- [WHAT TO PRODUCE]:
Start with the line containing "Give me the" and write out each line through the end of the listing, exactly as given.

- [DATASET EXTRACT]:
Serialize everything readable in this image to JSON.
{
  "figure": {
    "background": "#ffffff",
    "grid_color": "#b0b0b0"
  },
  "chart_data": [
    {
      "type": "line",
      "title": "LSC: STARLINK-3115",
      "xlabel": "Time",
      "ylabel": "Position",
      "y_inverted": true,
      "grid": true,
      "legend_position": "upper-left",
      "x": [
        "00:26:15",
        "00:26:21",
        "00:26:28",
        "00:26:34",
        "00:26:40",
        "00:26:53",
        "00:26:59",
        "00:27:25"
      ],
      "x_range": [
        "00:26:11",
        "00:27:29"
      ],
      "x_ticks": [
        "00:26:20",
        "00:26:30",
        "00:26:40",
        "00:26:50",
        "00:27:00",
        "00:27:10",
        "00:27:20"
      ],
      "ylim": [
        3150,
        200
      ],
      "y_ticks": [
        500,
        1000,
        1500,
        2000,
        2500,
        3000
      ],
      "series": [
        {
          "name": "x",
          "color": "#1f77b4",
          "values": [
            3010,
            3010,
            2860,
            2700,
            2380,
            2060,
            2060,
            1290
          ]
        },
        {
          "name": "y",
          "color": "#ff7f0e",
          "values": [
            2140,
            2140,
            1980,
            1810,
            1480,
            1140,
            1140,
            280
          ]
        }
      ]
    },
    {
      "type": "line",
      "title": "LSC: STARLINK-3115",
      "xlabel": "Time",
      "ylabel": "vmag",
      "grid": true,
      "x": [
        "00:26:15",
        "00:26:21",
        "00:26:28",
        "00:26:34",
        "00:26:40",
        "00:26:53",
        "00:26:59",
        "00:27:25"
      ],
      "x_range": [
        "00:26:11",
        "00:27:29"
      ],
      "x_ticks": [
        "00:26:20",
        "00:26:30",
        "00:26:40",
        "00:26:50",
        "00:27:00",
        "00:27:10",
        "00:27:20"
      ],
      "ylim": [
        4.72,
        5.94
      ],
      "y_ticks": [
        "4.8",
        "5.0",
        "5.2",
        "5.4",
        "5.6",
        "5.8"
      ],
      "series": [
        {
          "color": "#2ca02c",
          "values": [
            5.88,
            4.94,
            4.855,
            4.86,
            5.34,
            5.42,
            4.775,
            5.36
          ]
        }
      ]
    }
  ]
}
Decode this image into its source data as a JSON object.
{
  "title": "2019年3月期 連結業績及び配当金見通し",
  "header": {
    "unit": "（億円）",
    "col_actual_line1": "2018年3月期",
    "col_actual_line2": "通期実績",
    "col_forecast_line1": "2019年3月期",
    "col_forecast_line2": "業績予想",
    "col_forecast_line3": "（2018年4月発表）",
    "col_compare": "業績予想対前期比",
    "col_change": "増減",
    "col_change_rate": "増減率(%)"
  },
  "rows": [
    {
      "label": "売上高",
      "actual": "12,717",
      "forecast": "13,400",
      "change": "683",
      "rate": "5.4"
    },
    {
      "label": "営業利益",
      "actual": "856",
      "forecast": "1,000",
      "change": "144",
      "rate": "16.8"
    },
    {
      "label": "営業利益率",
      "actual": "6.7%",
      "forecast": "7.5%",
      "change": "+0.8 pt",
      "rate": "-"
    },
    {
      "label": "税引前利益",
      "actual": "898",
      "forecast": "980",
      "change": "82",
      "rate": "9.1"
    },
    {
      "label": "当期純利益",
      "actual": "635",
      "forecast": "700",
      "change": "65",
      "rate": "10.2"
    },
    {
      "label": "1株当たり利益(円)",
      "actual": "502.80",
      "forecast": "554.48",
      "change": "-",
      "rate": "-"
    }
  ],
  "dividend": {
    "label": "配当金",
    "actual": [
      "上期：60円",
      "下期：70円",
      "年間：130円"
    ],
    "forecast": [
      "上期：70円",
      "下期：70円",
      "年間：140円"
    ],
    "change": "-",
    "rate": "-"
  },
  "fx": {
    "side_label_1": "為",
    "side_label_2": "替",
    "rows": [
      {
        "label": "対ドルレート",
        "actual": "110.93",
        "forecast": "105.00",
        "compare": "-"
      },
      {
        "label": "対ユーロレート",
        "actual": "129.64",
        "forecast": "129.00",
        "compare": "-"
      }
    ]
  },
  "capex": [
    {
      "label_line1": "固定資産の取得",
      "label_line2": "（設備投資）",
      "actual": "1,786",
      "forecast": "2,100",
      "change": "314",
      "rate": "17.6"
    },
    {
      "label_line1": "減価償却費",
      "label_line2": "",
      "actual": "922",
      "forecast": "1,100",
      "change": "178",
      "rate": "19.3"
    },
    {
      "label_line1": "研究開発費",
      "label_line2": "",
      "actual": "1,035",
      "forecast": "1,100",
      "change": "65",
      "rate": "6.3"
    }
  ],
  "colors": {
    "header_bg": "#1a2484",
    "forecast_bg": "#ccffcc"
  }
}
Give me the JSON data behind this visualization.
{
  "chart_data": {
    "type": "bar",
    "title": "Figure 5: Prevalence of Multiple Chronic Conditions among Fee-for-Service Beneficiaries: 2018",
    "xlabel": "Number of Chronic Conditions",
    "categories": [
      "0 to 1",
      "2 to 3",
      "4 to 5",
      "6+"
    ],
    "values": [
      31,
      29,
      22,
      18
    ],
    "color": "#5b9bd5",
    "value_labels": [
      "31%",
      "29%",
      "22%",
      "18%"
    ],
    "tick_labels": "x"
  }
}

- [SOLUTION]:
Give me the JSON data behind this visualization.
{
  "chart_data": {
    "type": "bar",
    "title": "Figure 5: Prevalence of Multiple Chronic Conditions among Fee-for-Service Beneficiaries: 2018",
    "xlabel": "Number of Chronic Conditions",
    "categories": [
      "0 to 1",
      "2 to 3",
      "4 to 5",
      "6+"
    ],
    "values": [
      31,
      29,
      22,
      18
    ],
    "color": "#5b9bd5",
    "value_labels": [
      "31%",
      "29%",
      "22%",
      "18%"
    ],
    "tick_labels": "x"
  }
}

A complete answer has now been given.